## THE TASK
Provide an exact reproduction of every entry.

======== RECORDS FOR THIS TASK

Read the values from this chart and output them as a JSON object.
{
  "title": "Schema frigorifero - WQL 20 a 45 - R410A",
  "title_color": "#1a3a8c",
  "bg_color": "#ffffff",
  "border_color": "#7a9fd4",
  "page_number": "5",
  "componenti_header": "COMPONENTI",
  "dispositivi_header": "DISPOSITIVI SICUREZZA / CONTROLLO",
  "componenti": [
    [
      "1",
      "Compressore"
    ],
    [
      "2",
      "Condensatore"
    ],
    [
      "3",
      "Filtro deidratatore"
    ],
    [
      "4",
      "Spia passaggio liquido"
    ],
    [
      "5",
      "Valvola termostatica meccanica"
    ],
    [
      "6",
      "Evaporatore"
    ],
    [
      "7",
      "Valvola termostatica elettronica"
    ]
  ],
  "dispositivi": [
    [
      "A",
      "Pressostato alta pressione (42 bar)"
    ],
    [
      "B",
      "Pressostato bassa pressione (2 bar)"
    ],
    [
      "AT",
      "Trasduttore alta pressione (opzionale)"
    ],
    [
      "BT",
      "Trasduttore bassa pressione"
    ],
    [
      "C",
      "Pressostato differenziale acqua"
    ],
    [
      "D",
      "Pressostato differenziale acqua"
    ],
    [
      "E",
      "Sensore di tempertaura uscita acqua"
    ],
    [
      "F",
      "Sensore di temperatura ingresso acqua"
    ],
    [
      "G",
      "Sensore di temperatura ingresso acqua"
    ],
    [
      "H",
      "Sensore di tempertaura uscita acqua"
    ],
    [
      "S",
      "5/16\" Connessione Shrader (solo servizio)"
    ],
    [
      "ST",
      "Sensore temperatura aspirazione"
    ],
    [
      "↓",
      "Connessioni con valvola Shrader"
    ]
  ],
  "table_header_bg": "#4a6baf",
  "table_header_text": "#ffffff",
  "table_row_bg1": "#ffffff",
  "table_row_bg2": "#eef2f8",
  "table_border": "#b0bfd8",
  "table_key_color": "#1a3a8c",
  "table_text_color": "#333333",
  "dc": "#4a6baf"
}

================

## RESPONSE TO THIS EXERCISE
Read the values from this chart and output them as a JSON object.
{
  "title": "Schema frigorifero - WQL 20 a 45 - R410A",
  "title_color": "#1a3a8c",
  "bg_color": "#ffffff",
  "border_color": "#7a9fd4",
  "page_number": "5",
  "componenti_header": "COMPONENTI",
  "dispositivi_header": "DISPOSITIVI SICUREZZA / CONTROLLO",
  "componenti": [
    [
      "1",
      "Compressore"
    ],
    [
      "2",
      "Condensatore"
    ],
    [
      "3",
      "Filtro deidratatore"
    ],
    [
      "4",
      "Spia passaggio liquido"
    ],
    [
      "5",
      "Valvola termostatica meccanica"
    ],
    [
      "6",
      "Evaporatore"
    ],
    [
      "7",
      "Valvola termostatica elettronica"
    ]
  ],
  "dispositivi": [
    [
      "A",
      "Pressostato alta pressione (42 bar)"
    ],
    [
      "B",
      "Pressostato bassa pressione (2 bar)"
    ],
    [
      "AT",
      "Trasduttore alta pressione (opzionale)"
    ],
    [
      "BT",
      "Trasduttore bassa pressione"
    ],
    [
      "C",
      "Pressostato differenziale acqua"
    ],
    [
      "D",
      "Pressostato differenziale acqua"
    ],
    [
      "E",
      "Sensore di tempertaura uscita acqua"
    ],
    [
      "F",
      "Sensore di temperatura ingresso acqua"
    ],
    [
      "G",
      "Sensore di temperatura ingresso acqua"
    ],
    [
      "H",
      "Sensore di tempertaura uscita acqua"
    ],
    [
      "S",
      "5/16\" Connessione Shrader (solo servizio)"
    ],
    [
      "ST",
      "Sensore temperatura aspirazione"
    ],
    [
      "↓",
      "Connessioni con valvola Shrader"
    ]
  ],
  "table_header_bg": "#4a6baf",
  "table_header_text": "#ffffff",
  "table_row_bg1": "#ffffff",
  "table_row_bg2": "#eef2f8",
  "table_border": "#b0bfd8",
  "table_key_color": "#1a3a8c",
  "table_text_color": "#333333",
  "dc": "#4a6baf"
}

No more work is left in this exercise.